**Task description**
Transcribe the material word for word, but without the images.

**Material for this task**
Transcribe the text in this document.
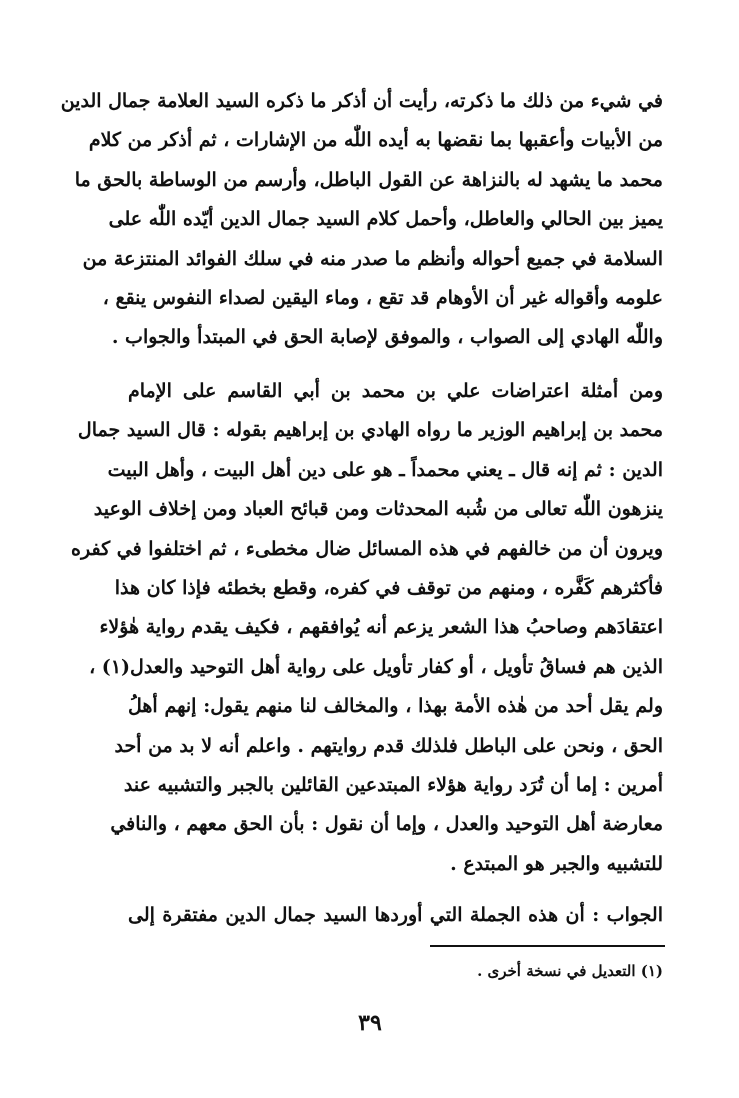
في شيء من ذلك ما ذكرته، رأيت أن أذكر ما ذكره السيد العلامة جمال الدين
من الأبيات وأعقبها بما نقضها به أيده اللّٰه من الإشارات ، ثم أذكر من كلام
محمد ما يشهد له بالنزاهة عن القول الباطل، وأرسم من الوساطة بالحق ما
يميز بين الحالي والعاطل، وأحمل كلام السيد جمال الدين أيّده اللّٰه على
السلامة في جميع أحواله وأنظم ما صدر منه في سلك الفوائد المنتزعة من
علومه وأقواله غير أن الأوهام قد تقع ، وماء اليقين لصداء النفوس ينقع ،
واللّٰه الهادي إلى الصواب ، والموفق لإصابة الحق في المبتدأ والجواب .
ومن أمثلة اعتراضات علي بن محمد بن أبي القاسم على الإمام
محمد بن إبراهيم الوزير ما رواه الهادي بن إبراهيم بقوله : قال السيد جمال
الدين : ثم إنه قال ـ يعني محمداً ـ هو على دين أهل البيت ، وأهل البيت
ينزهون اللّٰه تعالى من شُبه المحدثات ومن قبائح العباد ومن إخلاف الوعيد
ويرون أن من خالفهم في هذه المسائل ضال مخطىء ، ثم اختلفوا في كفره
فأكثرهم كَفَّره ، ومنهم من توقف في كفره، وقطع بخطئه فإذا كان هذا
اعتقادَهم وصاحبُ هذا الشعر يزعم أنه يُوافقهم ، فكيف يقدم رواية هٰؤلاء
الذين هم فساقُ تأويل ، أو كفار تأويل على رواية أهل التوحيد والعدل(١) ،
ولم يقل أحد من هٰذه الأمة بهذا ، والمخالف لنا منهم يقول: إنهم أهلُ
الحق ، ونحن على الباطل فلذلك قدم روايتهم . واعلم أنه لا بد من أحد
أمرين : إما أن تُرَد رواية هؤلاء المبتدعين القائلين بالجبر والتشبيه عند
معارضة أهل التوحيد والعدل ، وإما أن نقول : بأن الحق معهم ، والنافي
للتشبيه والجبر هو المبتدع .
الجواب : أن هذه الجملة التي أوردها السيد جمال الدين مفتقرة إلى
(١) التعديل في نسخة أخرى .
٣٩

**Result of the task**
Transcribe the text in this document.
في شيء من ذلك ما ذكرته، رأيت أن أذكر ما ذكره السيد العلامة جمال الدين
من الأبيات وأعقبها بما نقضها به أيده اللّٰه من الإشارات ، ثم أذكر من كلام
محمد ما يشهد له بالنزاهة عن القول الباطل، وأرسم من الوساطة بالحق ما
يميز بين الحالي والعاطل، وأحمل كلام السيد جمال الدين أيّده اللّٰه على
السلامة في جميع أحواله وأنظم ما صدر منه في سلك الفوائد المنتزعة من
علومه وأقواله غير أن الأوهام قد تقع ، وماء اليقين لصداء النفوس ينقع ،
واللّٰه الهادي إلى الصواب ، والموفق لإصابة الحق في المبتدأ والجواب .
ومن أمثلة اعتراضات علي بن محمد بن أبي القاسم على الإمام
محمد بن إبراهيم الوزير ما رواه الهادي بن إبراهيم بقوله : قال السيد جمال
الدين : ثم إنه قال ـ يعني محمداً ـ هو على دين أهل البيت ، وأهل البيت
ينزهون اللّٰه تعالى من شُبه المحدثات ومن قبائح العباد ومن إخلاف الوعيد
ويرون أن من خالفهم في هذه المسائل ضال مخطىء ، ثم اختلفوا في كفره
فأكثرهم كَفَّره ، ومنهم من توقف في كفره، وقطع بخطئه فإذا كان هذا
اعتقادَهم وصاحبُ هذا الشعر يزعم أنه يُوافقهم ، فكيف يقدم رواية هٰؤلاء
الذين هم فساقُ تأويل ، أو كفار تأويل على رواية أهل التوحيد والعدل(١) ،
ولم يقل أحد من هٰذه الأمة بهذا ، والمخالف لنا منهم يقول: إنهم أهلُ
الحق ، ونحن على الباطل فلذلك قدم روايتهم . واعلم أنه لا بد من أحد
أمرين : إما أن تُرَد رواية هؤلاء المبتدعين القائلين بالجبر والتشبيه عند
معارضة أهل التوحيد والعدل ، وإما أن نقول : بأن الحق معهم ، والنافي
للتشبيه والجبر هو المبتدع .
الجواب : أن هذه الجملة التي أوردها السيد جمال الدين مفتقرة إلى
(١) التعديل في نسخة أخرى .
٣٩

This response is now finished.